**GOAL:** It is required that all of the data be written out exactly.

Items from a figure collection:
:::::

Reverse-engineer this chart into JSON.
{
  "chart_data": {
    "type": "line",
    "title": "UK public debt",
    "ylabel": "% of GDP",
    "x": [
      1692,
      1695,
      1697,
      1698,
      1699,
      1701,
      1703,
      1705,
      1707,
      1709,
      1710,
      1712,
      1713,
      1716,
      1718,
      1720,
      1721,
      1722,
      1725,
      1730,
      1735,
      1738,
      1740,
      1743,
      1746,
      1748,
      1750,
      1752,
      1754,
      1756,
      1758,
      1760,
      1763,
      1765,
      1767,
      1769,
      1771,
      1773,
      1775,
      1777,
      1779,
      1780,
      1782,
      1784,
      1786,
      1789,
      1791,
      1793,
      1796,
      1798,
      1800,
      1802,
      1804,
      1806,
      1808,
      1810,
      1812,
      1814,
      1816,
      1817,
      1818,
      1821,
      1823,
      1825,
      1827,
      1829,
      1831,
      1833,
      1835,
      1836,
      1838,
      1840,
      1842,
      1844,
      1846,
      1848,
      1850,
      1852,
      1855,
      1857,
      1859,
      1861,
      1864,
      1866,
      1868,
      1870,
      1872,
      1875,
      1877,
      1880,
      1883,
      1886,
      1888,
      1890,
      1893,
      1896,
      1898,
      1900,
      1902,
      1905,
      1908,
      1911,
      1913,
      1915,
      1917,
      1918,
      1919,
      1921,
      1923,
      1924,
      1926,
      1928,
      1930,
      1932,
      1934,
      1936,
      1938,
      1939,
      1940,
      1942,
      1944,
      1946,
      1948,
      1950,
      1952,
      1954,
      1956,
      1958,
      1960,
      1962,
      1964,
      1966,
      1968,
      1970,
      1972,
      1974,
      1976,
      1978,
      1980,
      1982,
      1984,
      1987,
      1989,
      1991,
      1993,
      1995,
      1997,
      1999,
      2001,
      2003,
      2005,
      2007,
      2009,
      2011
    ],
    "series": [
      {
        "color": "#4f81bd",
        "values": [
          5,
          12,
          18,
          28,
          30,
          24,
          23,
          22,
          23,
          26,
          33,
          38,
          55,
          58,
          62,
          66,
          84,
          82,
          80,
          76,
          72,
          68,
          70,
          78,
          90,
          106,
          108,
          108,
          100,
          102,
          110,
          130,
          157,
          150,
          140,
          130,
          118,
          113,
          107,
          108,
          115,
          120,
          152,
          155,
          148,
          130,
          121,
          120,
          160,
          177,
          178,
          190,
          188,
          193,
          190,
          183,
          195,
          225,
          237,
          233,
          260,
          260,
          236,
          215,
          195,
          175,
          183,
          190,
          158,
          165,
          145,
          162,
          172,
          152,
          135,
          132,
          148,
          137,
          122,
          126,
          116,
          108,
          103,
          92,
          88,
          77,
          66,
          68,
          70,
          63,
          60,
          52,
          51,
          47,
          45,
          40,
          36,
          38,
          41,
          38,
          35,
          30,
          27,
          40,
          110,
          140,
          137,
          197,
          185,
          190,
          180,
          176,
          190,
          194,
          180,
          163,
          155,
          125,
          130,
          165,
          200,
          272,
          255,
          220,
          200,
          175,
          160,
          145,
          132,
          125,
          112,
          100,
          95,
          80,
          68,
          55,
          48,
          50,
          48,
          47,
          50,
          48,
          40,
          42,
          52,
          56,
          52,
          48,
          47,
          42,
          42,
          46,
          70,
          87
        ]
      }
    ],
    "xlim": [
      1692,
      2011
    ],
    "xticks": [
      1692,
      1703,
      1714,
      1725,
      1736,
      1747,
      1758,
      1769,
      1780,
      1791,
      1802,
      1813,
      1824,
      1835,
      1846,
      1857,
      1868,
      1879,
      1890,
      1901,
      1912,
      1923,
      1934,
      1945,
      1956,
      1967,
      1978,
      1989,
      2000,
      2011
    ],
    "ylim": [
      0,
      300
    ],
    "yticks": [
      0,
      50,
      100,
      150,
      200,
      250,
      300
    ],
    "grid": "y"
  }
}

:::::

**RESPONSE TO THIS EXERCISE:**
Reverse-engineer this chart into JSON.
{
  "chart_data": {
    "type": "line",
    "title": "UK public debt",
    "ylabel": "% of GDP",
    "x": [
      1692,
      1695,
      1697,
      1698,
      1699,
      1701,
      1703,
      1705,
      1707,
      1709,
      1710,
      1712,
      1713,
      1716,
      1718,
      1720,
      1721,
      1722,
      1725,
      1730,
      1735,
      1738,
      1740,
      1743,
      1746,
      1748,
      1750,
      1752,
      1754,
      1756,
      1758,
      1760,
      1763,
      1765,
      1767,
      1769,
      1771,
      1773,
      1775,
      1777,
      1779,
      1780,
      1782,
      1784,
      1786,
      1789,
      1791,
      1793,
      1796,
      1798,
      1800,
      1802,
      1804,
      1806,
      1808,
      1810,
      1812,
      1814,
      1816,
      1817,
      1818,
      1821,
      1823,
      1825,
      1827,
      1829,
      1831,
      1833,
      1835,
      1836,
      1838,
      1840,
      1842,
      1844,
      1846,
      1848,
      1850,
      1852,
      1855,
      1857,
      1859,
      1861,
      1864,
      1866,
      1868,
      1870,
      1872,
      1875,
      1877,
      1880,
      1883,
      1886,
      1888,
      1890,
      1893,
      1896,
      1898,
      1900,
      1902,
      1905,
      1908,
      1911,
      1913,
      1915,
      1917,
      1918,
      1919,
      1921,
      1923,
      1924,
      1926,
      1928,
      1930,
      1932,
      1934,
      1936,
      1938,
      1939,
      1940,
      1942,
      1944,
      1946,
      1948,
      1950,
      1952,
      1954,
      1956,
      1958,
      1960,
      1962,
      1964,
      1966,
      1968,
      1970,
      1972,
      1974,
      1976,
      1978,
      1980,
      1982,
      1984,
      1987,
      1989,
      1991,
      1993,
      1995,
      1997,
      1999,
      2001,
      2003,
      2005,
      2007,
      2009,
      2011
    ],
    "series": [
      {
        "color": "#4f81bd",
        "values": [
          5,
          12,
          18,
          28,
          30,
          24,
          23,
          22,
          23,
          26,
          33,
          38,
          55,
          58,
          62,
          66,
          84,
          82,
          80,
          76,
          72,
          68,
          70,
          78,
          90,
          106,
          108,
          108,
          100,
          102,
          110,
          130,
          157,
          150,
          140,
          130,
          118,
          113,
          107,
          108,
          115,
          120,
          152,
          155,
          148,
          130,
          121,
          120,
          160,
          177,
          178,
          190,
          188,
          193,
          190,
          183,
          195,
          225,
          237,
          233,
          260,
          260,
          236,
          215,
          195,
          175,
          183,
          190,
          158,
          165,
          145,
          162,
          172,
          152,
          135,
          132,
          148,
          137,
          122,
          126,
          116,
          108,
          103,
          92,
          88,
          77,
          66,
          68,
          70,
          63,
          60,
          52,
          51,
          47,
          45,
          40,
          36,
          38,
          41,
          38,
          35,
          30,
          27,
          40,
          110,
          140,
          137,
          197,
          185,
          190,
          180,
          176,
          190,
          194,
          180,
          163,
          155,
          125,
          130,
          165,
          200,
          272,
          255,
          220,
          200,
          175,
          160,
          145,
          132,
          125,
          112,
          100,
          95,
          80,
          68,
          55,
          48,
          50,
          48,
          47,
          50,
          48,
          40,
          42,
          52,
          56,
          52,
          48,
          47,
          42,
          42,
          46,
          70,
          87
        ]
      }
    ],
    "xlim": [
      1692,
      2011
    ],
    "xticks": [
      1692,
      1703,
      1714,
      1725,
      1736,
      1747,
      1758,
      1769,
      1780,
      1791,
      1802,
      1813,
      1824,
      1835,
      1846,
      1857,
      1868,
      1879,
      1890,
      1901,
      1912,
      1923,
      1934,
      1945,
      1956,
      1967,
      1978,
      1989,
      2000,
      2011
    ],
    "ylim": [
      0,
      300
    ],
    "yticks": [
      0,
      50,
      100,
      150,
      200,
      250,
      300
    ],
    "grid": "y"
  }
}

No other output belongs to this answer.